** begin **

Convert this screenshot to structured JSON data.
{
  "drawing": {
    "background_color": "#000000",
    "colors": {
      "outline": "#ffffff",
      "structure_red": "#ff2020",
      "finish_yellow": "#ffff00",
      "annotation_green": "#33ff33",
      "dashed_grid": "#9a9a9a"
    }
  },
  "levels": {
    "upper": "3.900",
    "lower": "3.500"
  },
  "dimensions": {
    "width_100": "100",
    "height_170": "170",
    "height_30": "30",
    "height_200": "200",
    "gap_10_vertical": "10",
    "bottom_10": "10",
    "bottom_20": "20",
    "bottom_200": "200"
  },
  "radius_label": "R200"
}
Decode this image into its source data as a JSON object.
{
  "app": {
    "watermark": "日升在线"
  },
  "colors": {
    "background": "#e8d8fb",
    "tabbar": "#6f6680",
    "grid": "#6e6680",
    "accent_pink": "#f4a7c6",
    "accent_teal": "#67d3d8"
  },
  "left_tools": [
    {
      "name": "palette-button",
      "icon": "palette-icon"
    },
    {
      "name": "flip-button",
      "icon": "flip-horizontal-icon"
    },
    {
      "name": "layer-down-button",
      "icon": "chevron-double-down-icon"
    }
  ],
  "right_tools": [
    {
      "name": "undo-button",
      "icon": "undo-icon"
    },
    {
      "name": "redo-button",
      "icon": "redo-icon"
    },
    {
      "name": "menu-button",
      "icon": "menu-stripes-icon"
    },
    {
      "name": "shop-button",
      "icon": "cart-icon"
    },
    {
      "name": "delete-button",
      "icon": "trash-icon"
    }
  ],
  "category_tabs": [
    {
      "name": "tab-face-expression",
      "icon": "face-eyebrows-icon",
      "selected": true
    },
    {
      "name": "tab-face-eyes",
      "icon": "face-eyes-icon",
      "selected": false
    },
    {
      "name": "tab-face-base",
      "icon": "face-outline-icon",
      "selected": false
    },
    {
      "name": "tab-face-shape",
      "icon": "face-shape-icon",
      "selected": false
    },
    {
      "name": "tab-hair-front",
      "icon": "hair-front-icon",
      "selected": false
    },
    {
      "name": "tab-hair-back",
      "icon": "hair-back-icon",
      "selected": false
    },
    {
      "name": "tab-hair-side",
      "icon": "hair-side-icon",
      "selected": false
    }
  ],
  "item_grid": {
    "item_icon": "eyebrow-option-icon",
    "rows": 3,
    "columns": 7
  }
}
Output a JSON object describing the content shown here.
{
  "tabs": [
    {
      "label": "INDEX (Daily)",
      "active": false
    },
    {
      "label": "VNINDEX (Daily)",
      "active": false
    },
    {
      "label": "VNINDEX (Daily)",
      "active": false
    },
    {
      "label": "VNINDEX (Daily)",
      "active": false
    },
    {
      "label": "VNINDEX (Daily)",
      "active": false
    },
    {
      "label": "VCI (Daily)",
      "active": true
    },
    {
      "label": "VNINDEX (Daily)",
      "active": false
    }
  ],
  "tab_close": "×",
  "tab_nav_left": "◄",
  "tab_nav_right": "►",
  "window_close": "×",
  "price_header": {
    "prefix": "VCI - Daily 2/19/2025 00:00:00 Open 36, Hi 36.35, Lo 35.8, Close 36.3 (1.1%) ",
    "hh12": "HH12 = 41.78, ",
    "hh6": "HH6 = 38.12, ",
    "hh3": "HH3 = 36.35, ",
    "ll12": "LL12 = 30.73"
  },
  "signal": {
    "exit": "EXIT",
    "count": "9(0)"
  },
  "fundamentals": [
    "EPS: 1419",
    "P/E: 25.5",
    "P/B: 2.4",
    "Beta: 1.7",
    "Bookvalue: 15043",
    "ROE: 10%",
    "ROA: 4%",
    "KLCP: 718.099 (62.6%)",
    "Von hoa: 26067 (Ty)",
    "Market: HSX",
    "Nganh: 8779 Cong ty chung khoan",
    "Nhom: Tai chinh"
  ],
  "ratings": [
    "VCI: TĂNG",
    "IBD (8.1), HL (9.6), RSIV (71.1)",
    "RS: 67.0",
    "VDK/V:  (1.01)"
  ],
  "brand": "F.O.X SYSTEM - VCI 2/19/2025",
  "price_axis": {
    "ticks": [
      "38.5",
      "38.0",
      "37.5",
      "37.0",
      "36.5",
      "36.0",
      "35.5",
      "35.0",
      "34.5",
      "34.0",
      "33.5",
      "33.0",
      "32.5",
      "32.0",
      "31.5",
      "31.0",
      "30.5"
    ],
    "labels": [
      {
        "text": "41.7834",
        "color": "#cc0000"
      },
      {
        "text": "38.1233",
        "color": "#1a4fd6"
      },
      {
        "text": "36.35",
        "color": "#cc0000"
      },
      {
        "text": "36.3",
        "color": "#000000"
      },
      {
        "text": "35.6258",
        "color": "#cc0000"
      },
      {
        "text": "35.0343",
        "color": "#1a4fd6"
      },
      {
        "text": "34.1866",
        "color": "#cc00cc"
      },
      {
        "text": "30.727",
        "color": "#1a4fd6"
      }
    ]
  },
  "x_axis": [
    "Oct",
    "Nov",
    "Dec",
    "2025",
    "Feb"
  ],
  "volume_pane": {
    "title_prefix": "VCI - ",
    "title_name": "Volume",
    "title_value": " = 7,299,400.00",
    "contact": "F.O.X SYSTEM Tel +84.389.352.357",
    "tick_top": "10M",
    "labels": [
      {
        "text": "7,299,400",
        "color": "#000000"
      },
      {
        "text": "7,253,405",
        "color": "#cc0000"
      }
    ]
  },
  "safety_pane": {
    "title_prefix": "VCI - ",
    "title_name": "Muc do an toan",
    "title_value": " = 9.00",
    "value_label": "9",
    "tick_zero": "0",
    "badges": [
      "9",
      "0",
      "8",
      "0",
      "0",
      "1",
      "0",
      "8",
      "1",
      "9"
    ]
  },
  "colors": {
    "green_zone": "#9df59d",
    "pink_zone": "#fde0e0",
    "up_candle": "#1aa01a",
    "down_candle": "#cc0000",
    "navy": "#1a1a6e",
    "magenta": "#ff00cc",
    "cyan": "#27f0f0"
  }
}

** end **

Stated exercise: Count how many lines of the material hold the string "outline". Give the number and nothing more.

Solution for this exercise: 2